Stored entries
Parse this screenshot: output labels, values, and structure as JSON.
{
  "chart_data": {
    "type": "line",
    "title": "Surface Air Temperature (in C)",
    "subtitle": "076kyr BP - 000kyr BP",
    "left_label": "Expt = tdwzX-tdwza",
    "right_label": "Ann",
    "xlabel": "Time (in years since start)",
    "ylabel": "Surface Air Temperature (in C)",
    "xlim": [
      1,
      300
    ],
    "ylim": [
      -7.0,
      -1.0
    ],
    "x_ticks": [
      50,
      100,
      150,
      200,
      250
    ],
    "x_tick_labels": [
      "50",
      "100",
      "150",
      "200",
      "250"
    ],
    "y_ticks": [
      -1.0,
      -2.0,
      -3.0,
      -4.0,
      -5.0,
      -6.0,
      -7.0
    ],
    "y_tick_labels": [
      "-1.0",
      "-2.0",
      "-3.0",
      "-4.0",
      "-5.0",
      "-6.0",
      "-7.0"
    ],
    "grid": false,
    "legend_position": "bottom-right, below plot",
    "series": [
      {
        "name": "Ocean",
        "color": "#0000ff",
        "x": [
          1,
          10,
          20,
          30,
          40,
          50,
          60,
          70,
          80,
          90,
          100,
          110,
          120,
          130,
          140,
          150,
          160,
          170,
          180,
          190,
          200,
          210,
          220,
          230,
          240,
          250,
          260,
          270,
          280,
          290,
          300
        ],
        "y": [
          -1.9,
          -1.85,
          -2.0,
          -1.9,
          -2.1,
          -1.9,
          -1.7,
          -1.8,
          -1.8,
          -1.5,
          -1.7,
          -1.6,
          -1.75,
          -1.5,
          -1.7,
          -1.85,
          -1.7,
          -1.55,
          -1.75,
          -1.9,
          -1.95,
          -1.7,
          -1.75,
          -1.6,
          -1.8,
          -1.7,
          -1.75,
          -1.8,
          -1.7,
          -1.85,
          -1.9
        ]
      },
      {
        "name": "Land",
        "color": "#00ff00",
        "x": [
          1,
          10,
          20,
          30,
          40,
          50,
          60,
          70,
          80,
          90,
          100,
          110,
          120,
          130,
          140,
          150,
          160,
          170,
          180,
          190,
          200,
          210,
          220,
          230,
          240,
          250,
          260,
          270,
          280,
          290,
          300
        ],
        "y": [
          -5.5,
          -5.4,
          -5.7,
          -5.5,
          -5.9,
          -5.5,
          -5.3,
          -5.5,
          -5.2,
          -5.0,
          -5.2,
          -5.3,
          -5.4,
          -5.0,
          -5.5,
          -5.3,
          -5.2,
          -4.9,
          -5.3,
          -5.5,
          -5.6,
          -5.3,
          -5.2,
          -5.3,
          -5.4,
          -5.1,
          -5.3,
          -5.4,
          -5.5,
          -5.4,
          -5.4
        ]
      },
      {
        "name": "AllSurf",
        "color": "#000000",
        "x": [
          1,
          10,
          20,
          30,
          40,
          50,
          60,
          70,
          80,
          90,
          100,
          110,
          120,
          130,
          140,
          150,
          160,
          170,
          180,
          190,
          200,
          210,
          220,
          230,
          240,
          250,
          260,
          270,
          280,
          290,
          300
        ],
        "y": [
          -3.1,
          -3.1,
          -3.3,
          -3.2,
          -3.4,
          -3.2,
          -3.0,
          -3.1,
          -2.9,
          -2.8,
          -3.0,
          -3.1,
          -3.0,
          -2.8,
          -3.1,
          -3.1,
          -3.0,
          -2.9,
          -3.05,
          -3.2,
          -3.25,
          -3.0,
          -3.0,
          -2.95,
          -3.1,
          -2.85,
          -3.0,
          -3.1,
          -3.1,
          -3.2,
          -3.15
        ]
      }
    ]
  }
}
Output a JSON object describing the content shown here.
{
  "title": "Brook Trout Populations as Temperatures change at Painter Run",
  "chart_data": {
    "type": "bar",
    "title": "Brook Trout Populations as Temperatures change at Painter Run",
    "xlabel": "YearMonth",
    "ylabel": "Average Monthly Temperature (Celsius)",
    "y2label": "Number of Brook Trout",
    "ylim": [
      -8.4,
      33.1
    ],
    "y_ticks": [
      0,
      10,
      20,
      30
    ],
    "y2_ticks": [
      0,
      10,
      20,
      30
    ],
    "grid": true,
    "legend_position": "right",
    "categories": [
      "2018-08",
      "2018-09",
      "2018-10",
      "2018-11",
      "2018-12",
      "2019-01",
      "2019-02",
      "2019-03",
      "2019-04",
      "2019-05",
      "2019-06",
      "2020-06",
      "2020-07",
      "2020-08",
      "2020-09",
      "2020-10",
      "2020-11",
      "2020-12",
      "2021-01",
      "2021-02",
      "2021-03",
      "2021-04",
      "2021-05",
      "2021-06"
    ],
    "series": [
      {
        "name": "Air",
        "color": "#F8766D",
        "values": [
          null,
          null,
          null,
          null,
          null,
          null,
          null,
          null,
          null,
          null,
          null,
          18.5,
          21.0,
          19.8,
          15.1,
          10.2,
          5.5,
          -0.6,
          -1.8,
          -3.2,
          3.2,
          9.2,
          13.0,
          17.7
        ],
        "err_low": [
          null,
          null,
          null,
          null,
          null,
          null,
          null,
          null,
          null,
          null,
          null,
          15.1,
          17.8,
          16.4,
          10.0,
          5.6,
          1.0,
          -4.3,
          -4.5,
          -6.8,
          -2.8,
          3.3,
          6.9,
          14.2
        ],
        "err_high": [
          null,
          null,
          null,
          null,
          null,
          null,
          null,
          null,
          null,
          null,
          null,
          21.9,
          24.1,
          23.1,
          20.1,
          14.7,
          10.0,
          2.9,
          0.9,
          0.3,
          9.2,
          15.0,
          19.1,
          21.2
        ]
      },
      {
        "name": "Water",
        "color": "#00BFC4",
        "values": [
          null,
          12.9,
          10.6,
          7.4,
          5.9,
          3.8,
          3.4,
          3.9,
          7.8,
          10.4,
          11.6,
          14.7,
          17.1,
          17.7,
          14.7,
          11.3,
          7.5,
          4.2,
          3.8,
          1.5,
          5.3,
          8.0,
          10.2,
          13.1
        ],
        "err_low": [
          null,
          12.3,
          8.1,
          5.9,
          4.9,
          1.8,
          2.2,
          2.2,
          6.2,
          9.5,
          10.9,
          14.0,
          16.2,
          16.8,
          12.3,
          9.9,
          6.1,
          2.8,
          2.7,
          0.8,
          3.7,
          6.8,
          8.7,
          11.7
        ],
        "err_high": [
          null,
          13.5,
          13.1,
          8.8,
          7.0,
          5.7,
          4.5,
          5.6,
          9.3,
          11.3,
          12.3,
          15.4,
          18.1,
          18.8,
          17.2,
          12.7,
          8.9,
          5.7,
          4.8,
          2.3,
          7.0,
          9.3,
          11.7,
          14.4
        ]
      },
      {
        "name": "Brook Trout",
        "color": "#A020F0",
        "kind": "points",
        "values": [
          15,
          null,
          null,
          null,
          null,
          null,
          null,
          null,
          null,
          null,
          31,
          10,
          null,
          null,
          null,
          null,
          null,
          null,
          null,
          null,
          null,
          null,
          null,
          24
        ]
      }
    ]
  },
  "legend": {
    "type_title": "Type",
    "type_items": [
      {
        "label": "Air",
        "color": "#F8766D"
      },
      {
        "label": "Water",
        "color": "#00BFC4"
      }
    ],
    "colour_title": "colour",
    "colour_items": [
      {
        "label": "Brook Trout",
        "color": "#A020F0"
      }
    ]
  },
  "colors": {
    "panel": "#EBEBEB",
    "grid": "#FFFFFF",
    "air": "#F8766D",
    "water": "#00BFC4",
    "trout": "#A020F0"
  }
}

Goal of the exercise ▸
Count the lines that hold the string "Painter" and state that number alone.

Output for this task ▸
2